[Saved data entries]
**********
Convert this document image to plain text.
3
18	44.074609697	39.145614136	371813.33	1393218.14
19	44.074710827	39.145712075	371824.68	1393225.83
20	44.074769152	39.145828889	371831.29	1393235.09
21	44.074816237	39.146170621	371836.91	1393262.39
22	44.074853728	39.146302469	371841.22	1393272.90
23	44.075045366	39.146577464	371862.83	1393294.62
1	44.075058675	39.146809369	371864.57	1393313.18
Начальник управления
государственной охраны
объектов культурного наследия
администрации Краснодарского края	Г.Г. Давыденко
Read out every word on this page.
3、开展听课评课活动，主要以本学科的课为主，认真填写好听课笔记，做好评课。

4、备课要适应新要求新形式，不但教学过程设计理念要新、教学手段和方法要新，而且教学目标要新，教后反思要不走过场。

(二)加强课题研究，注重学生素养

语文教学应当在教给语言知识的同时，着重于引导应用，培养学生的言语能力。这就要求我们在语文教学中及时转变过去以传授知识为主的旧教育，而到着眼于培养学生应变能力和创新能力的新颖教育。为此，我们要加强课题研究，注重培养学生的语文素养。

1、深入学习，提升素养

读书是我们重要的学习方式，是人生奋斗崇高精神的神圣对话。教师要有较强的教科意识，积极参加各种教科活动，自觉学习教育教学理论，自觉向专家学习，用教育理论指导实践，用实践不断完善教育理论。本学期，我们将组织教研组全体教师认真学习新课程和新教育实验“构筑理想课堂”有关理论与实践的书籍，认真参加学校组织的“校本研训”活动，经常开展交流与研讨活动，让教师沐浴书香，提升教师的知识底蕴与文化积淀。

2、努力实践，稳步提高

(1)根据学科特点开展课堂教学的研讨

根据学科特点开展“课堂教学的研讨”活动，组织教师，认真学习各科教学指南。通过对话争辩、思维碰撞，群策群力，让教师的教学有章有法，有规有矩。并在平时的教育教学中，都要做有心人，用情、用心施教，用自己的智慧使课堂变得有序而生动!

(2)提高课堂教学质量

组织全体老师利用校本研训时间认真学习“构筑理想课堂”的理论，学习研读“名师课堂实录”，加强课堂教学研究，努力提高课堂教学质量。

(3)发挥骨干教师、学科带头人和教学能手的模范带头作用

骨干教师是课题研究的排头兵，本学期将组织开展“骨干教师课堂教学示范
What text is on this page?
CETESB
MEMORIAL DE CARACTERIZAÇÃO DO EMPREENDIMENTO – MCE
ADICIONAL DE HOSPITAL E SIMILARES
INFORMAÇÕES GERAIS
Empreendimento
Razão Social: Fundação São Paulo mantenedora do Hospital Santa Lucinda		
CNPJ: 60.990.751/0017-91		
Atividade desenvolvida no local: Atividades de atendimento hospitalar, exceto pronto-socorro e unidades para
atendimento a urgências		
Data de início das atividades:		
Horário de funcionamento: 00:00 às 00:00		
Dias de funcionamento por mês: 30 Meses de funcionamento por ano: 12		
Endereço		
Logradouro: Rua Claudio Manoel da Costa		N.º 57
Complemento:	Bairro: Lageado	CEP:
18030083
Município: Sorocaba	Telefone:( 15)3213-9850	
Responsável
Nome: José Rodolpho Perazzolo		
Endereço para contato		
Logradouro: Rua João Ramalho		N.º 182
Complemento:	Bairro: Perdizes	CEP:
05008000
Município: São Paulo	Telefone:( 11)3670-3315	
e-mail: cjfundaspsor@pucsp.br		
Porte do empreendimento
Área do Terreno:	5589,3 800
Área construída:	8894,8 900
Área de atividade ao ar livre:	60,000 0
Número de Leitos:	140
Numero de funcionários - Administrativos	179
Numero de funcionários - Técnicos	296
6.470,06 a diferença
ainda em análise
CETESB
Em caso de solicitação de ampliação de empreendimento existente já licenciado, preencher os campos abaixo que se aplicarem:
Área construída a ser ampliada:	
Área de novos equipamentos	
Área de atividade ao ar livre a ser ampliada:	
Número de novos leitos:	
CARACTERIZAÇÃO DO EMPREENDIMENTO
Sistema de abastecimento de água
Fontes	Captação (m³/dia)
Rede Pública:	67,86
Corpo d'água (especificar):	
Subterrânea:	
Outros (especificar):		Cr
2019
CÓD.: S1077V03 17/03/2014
**********
Repeat every line of the records above exactly.

Convert this document image to plain text.
3
18	44.074609697	39.145614136	371813.33	1393218.14
19	44.074710827	39.145712075	371824.68	1393225.83
20	44.074769152	39.145828889	371831.29	1393235.09
21	44.074816237	39.146170621	371836.91	1393262.39
22	44.074853728	39.146302469	371841.22	1393272.90
23	44.075045366	39.146577464	371862.83	1393294.62
1	44.075058675	39.146809369	371864.57	1393313.18
Начальник управления
государственной охраны
объектов культурного наследия
администрации Краснодарского края	Г.Г. Давыденко
Read out every word on this page.
3、开展听课评课活动，主要以本学科的课为主，认真填写好听课笔记，做好评课。

4、备课要适应新要求新形式，不但教学过程设计理念要新、教学手段和方法要新，而且教学目标要新，教后反思要不走过场。

(二)加强课题研究，注重学生素养

语文教学应当在教给语言知识的同时，着重于引导应用，培养学生的言语能力。这就要求我们在语文教学中及时转变过去以传授知识为主的旧教育，而到着眼于培养学生应变能力和创新能力的新颖教育。为此，我们要加强课题研究，注重培养学生的语文素养。

1、深入学习，提升素养

读书是我们重要的学习方式，是人生奋斗崇高精神的神圣对话。教师要有较强的教科意识，积极参加各种教科活动，自觉学习教育教学理论，自觉向专家学习，用教育理论指导实践，用实践不断完善教育理论。本学期，我们将组织教研组全体教师认真学习新课程和新教育实验“构筑理想课堂”有关理论与实践的书籍，认真参加学校组织的“校本研训”活动，经常开展交流与研讨活动，让教师沐浴书香，提升教师的知识底蕴与文化积淀。

2、努力实践，稳步提高

(1)根据学科特点开展课堂教学的研讨

根据学科特点开展“课堂教学的研讨”活动，组织教师，认真学习各科教学指南。通过对话争辩、思维碰撞，群策群力，让教师的教学有章有法，有规有矩。并在平时的教育教学中，都要做有心人，用情、用心施教，用自己的智慧使课堂变得有序而生动!

(2)提高课堂教学质量

组织全体老师利用校本研训时间认真学习“构筑理想课堂”的理论，学习研读“名师课堂实录”，加强课堂教学研究，努力提高课堂教学质量。

(3)发挥骨干教师、学科带头人和教学能手的模范带头作用

骨干教师是课题研究的排头兵，本学期将组织开展“骨干教师课堂教学示范
What text is on this page?
CETESB
MEMORIAL DE CARACTERIZAÇÃO DO EMPREENDIMENTO – MCE
ADICIONAL DE HOSPITAL E SIMILARES
INFORMAÇÕES GERAIS
Empreendimento
Razão Social: Fundação São Paulo mantenedora do Hospital Santa Lucinda		
CNPJ: 60.990.751/0017-91		
Atividade desenvolvida no local: Atividades de atendimento hospitalar, exceto pronto-socorro e unidades para
atendimento a urgências		
Data de início das atividades:		
Horário de funcionamento: 00:00 às 00:00		
Dias de funcionamento por mês: 30 Meses de funcionamento por ano: 12		
Endereço		
Logradouro: Rua Claudio Manoel da Costa		N.º 57
Complemento:	Bairro: Lageado	CEP:
18030083
Município: Sorocaba	Telefone:( 15)3213-9850	
Responsável
Nome: José Rodolpho Perazzolo		
Endereço para contato		
Logradouro: Rua João Ramalho		N.º 182
Complemento:	Bairro: Perdizes	CEP:
05008000
Município: São Paulo	Telefone:( 11)3670-3315	
e-mail: cjfundaspsor@pucsp.br		
Porte do empreendimento
Área do Terreno:	5589,3 800
Área construída:	8894,8 900
Área de atividade ao ar livre:	60,000 0
Número de Leitos:	140
Numero de funcionários - Administrativos	179
Numero de funcionários - Técnicos	296
6.470,06 a diferença
ainda em análise
CETESB
Em caso de solicitação de ampliação de empreendimento existente já licenciado, preencher os campos abaixo que se aplicarem:
Área construída a ser ampliada:	
Área de novos equipamentos	
Área de atividade ao ar livre a ser ampliada:	
Número de novos leitos:	
CARACTERIZAÇÃO DO EMPREENDIMENTO
Sistema de abastecimento de água
Fontes	Captação (m³/dia)
Rede Pública:	67,86
Corpo d'água (especificar):	
Subterrânea:	
Outros (especificar):		Cr
2019
CÓD.: S1077V03 17/03/2014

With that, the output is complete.